— Given instruction —
Reproduce all the entries exactly.

Stored entries
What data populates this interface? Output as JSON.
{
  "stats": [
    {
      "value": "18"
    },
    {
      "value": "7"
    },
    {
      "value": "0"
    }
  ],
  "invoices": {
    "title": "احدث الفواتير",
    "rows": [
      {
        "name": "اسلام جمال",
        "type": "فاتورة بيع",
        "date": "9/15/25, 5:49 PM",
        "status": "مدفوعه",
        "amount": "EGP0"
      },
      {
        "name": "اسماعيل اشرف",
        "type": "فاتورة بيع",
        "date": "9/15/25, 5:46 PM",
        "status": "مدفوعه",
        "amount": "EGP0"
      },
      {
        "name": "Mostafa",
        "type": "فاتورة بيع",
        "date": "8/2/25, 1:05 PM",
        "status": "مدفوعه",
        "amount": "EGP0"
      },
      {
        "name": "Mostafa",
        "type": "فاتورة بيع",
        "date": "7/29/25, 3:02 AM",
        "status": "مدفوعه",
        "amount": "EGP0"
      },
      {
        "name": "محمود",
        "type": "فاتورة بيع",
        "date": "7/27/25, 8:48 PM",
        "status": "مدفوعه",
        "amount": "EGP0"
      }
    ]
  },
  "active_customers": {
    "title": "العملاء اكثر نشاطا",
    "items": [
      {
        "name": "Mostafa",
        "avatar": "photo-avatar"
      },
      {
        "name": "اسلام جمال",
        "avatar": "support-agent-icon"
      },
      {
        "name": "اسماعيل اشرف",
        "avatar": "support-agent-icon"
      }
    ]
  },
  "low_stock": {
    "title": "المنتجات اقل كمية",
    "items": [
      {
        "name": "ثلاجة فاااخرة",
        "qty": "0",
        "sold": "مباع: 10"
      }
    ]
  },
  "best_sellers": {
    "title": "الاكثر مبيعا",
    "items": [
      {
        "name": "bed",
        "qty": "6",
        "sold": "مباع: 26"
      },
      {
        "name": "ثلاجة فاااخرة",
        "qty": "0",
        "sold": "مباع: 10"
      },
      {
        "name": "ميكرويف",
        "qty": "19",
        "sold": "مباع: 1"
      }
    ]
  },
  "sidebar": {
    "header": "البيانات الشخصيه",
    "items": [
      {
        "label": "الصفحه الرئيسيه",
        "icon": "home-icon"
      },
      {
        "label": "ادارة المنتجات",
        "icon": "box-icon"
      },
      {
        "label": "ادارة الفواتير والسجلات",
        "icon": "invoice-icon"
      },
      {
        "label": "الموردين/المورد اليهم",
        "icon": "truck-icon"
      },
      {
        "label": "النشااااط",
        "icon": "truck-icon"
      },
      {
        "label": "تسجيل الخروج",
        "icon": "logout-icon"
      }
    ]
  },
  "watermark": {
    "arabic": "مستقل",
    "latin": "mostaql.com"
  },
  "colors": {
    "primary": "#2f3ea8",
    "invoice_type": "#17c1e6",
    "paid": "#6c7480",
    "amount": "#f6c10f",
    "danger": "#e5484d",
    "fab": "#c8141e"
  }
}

— Exercise result —
What data populates this interface? Output as JSON.
{
  "stats": [
    {
      "value": "18"
    },
    {
      "value": "7"
    },
    {
      "value": "0"
    }
  ],
  "invoices": {
    "title": "احدث الفواتير",
    "rows": [
      {
        "name": "اسلام جمال",
        "type": "فاتورة بيع",
        "date": "9/15/25, 5:49 PM",
        "status": "مدفوعه",
        "amount": "EGP0"
      },
      {
        "name": "اسماعيل اشرف",
        "type": "فاتورة بيع",
        "date": "9/15/25, 5:46 PM",
        "status": "مدفوعه",
        "amount": "EGP0"
      },
      {
        "name": "Mostafa",
        "type": "فاتورة بيع",
        "date": "8/2/25, 1:05 PM",
        "status": "مدفوعه",
        "amount": "EGP0"
      },
      {
        "name": "Mostafa",
        "type": "فاتورة بيع",
        "date": "7/29/25, 3:02 AM",
        "status": "مدفوعه",
        "amount": "EGP0"
      },
      {
        "name": "محمود",
        "type": "فاتورة بيع",
        "date": "7/27/25, 8:48 PM",
        "status": "مدفوعه",
        "amount": "EGP0"
      }
    ]
  },
  "active_customers": {
    "title": "العملاء اكثر نشاطا",
    "items": [
      {
        "name": "Mostafa",
        "avatar": "photo-avatar"
      },
      {
        "name": "اسلام جمال",
        "avatar": "support-agent-icon"
      },
      {
        "name": "اسماعيل اشرف",
        "avatar": "support-agent-icon"
      }
    ]
  },
  "low_stock": {
    "title": "المنتجات اقل كمية",
    "items": [
      {
        "name": "ثلاجة فاااخرة",
        "qty": "0",
        "sold": "مباع: 10"
      }
    ]
  },
  "best_sellers": {
    "title": "الاكثر مبيعا",
    "items": [
      {
        "name": "bed",
        "qty": "6",
        "sold": "مباع: 26"
      },
      {
        "name": "ثلاجة فاااخرة",
        "qty": "0",
        "sold": "مباع: 10"
      },
      {
        "name": "ميكرويف",
        "qty": "19",
        "sold": "مباع: 1"
      }
    ]
  },
  "sidebar": {
    "header": "البيانات الشخصيه",
    "items": [
      {
        "label": "الصفحه الرئيسيه",
        "icon": "home-icon"
      },
      {
        "label": "ادارة المنتجات",
        "icon": "box-icon"
      },
      {
        "label": "ادارة الفواتير والسجلات",
        "icon": "invoice-icon"
      },
      {
        "label": "الموردين/المورد اليهم",
        "icon": "truck-icon"
      },
      {
        "label": "النشااااط",
        "icon": "truck-icon"
      },
      {
        "label": "تسجيل الخروج",
        "icon": "logout-icon"
      }
    ]
  },
  "watermark": {
    "arabic": "مستقل",
    "latin": "mostaql.com"
  },
  "colors": {
    "primary": "#2f3ea8",
    "invoice_type": "#17c1e6",
    "paid": "#6c7480",
    "amount": "#f6c10f",
    "danger": "#e5484d",
    "fab": "#c8141e"
  }
}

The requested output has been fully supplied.